--- DATA TO PROCESS ---

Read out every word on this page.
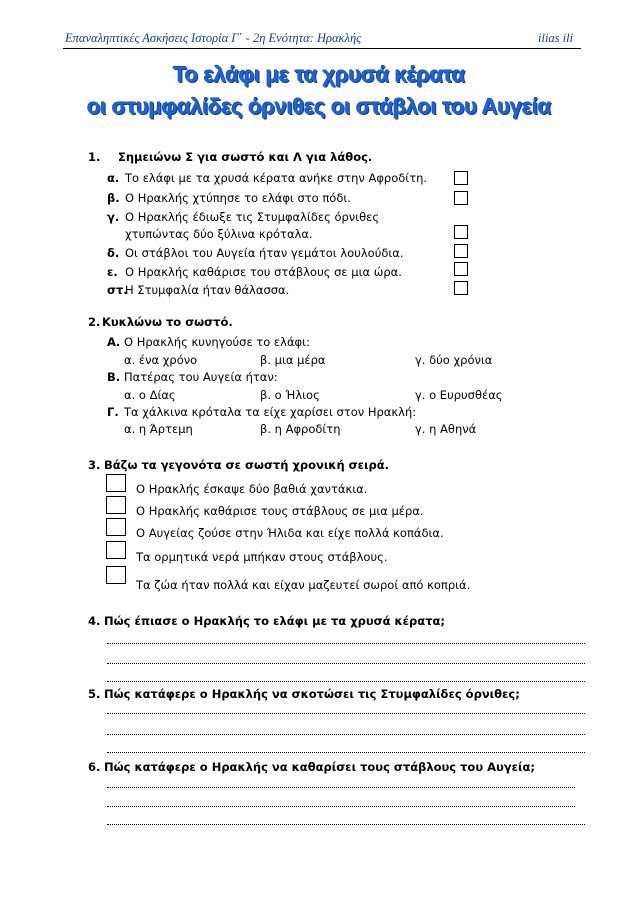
Επαναληπτικές Ασκήσεις Ιστορία Γ΄ - 2η Ενότητα: Ηρακλής	ilias ili
Το ελάφι με τα χρυσά κέρατα
οι στυμφαλίδες όρνιθες οι στάβλοι του Αυγεία
1. Σημειώνω Σ για σωστό και Λ για λάθος.
α. Το ελάφι με τα χρυσά κέρατα ανήκε στην Αφροδίτη.
β. Ο Ηρακλής χτύπησε το ελάφι στο πόδι.
γ. Ο Ηρακλής έδιωξε τις Στυμφαλίδες όρνιθες
χτυπώντας δύο ξύλινα κρόταλα.
δ. Οι στάβλοι του Αυγεία ήταν γεμάτοι λουλούδια.
ε. Ο Ηρακλής καθάρισε του στάβλους σε μια ώρα.
στ.
Η Στυμφαλία ήταν θάλασσα.
2. Κυκλώνω το σωστό.
Α. Ο Ηρακλής κυνηγούσε το ελάφι:
α. ένα χρόνο	β. μια μέρα	γ. δύο χρόνια
Β. Πατέρας του Αυγεία ήταν:
α. ο Δίας	β. ο Ήλιος	γ. ο Ευρυσθέας
Γ. Τα χάλκινα κρόταλα τα είχε χαρίσει στον Ηρακλή:
α. η Άρτεμη	β. η Αφροδίτη	γ. η Αθηνά
3. Βάζω τα γεγονότα σε σωστή χρονική σειρά.
Ο Ηρακλής έσκαψε δύο βαθιά χαντάκια.
Ο Ηρακλής καθάρισε τους στάβλους σε μια μέρα.
Ο Αυγείας ζούσε στην Ήλιδα και είχε πολλά κοπάδια.
Τα ορμητικά νερά μπήκαν στους στάβλους.
Τα ζώα ήταν πολλά και είχαν μαζευτεί σωροί από κοπριά.
4. Πώς έπιασε ο Ηρακλής το ελάφι με τα χρυσά κέρατα;
5. Πώς κατάφερε ο Ηρακλής να σκοτώσει τις Στυμφαλίδες όρνιθες;
6. Πώς κατάφερε ο Ηρακλής να καθαρίσει τους στάβλους του Αυγεία;
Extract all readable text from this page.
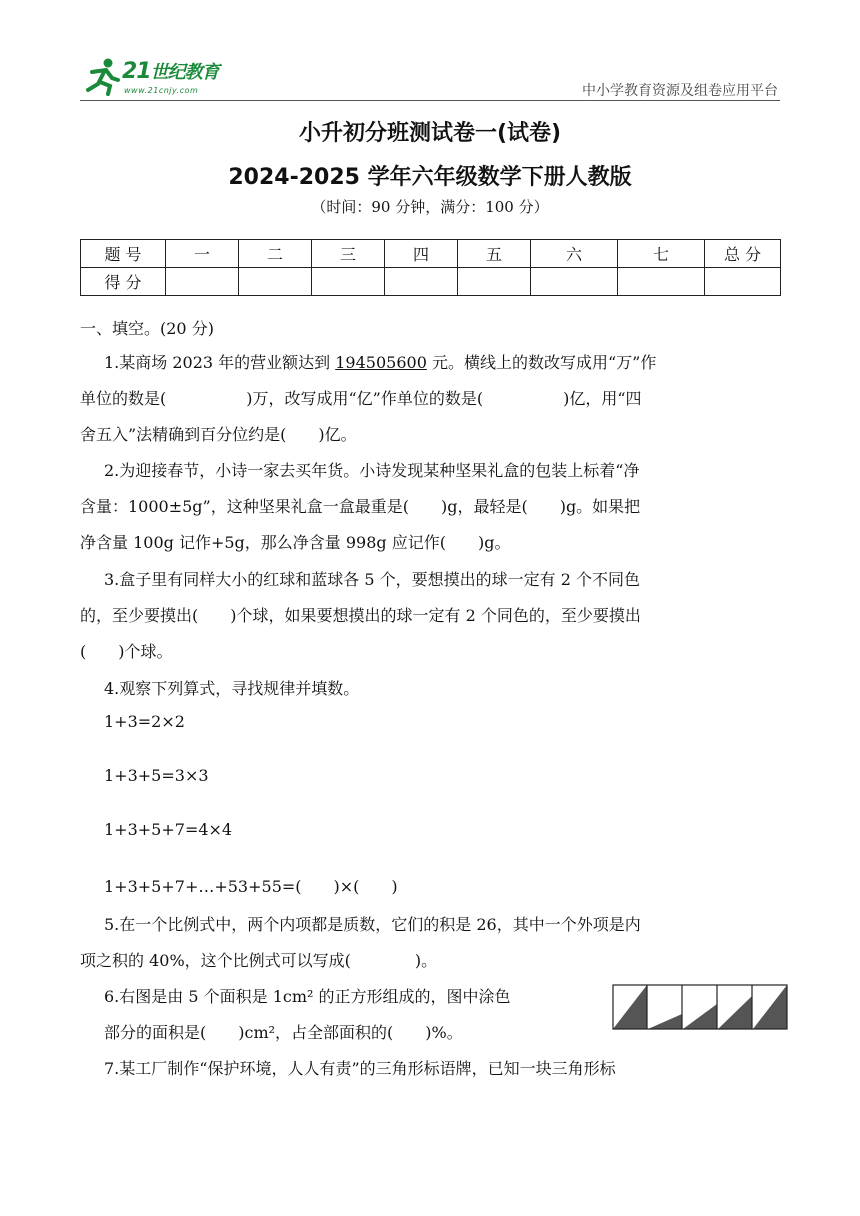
21世纪教育
www.21cnjy.com	中小学教育资源及组卷应用平台
小升初分班测试卷一(试卷)
2024-2025 学年六年级数学下册人教版
（时间：90 分钟，满分：100 分）
题 号	一	二	三	四	五	六	七	总 分
得 分								
一、填空。(20 分)
1.某商场 2023 年的营业额达到 194505600 元。横线上的数改写成用“万”作
单位的数是(　　　　　)万，改写成用“亿”作单位的数是(　　　　　)亿，用“四
舍五入”法精确到百分位约是(　　)亿。
2.为迎接春节，小诗一家去买年货。小诗发现某种坚果礼盒的包装上标着“净
含量：1000±5g”，这种坚果礼盒一盒最重是(　　)g，最轻是(　　)g。如果把
净含量 100g 记作+5g，那么净含量 998g 应记作(　　)g。
3.盒子里有同样大小的红球和蓝球各 5 个，要想摸出的球一定有 2 个不同色
的，至少要摸出(　　)个球，如果要想摸出的球一定有 2 个同色的，至少要摸出
(　　)个球。
4.观察下列算式，寻找规律并填数。
1+3=2×2
1+3+5=3×3
1+3+5+7=4×4
1+3+5+7+…+53+55=(　　)×(　　)
5.在一个比例式中，两个内项都是质数，它们的积是 26，其中一个外项是内
项之积的 40%，这个比例式可以写成(　　　　)。
6.右图是由 5 个面积是 1cm² 的正方形组成的，图中涂色
部分的面积是(　　)cm²，占全部面积的(　　)%。
7.某工厂制作“保护环境，人人有责”的三角形标语牌，已知一块三角形标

---

* _DESCRIPTION OF THE TASK_:
Locate the word "κέρατα" in the records and collect each line it appears in.

* _EXPECTED OUTPUT_:
Το ελάφι με τα χρυσά κέρατα
α. Το ελάφι με τα χρυσά κέρατα ανήκε στην Αφροδίτη.
4. Πώς έπιασε ο Ηρακλής το ελάφι με τα χρυσά κέρατα;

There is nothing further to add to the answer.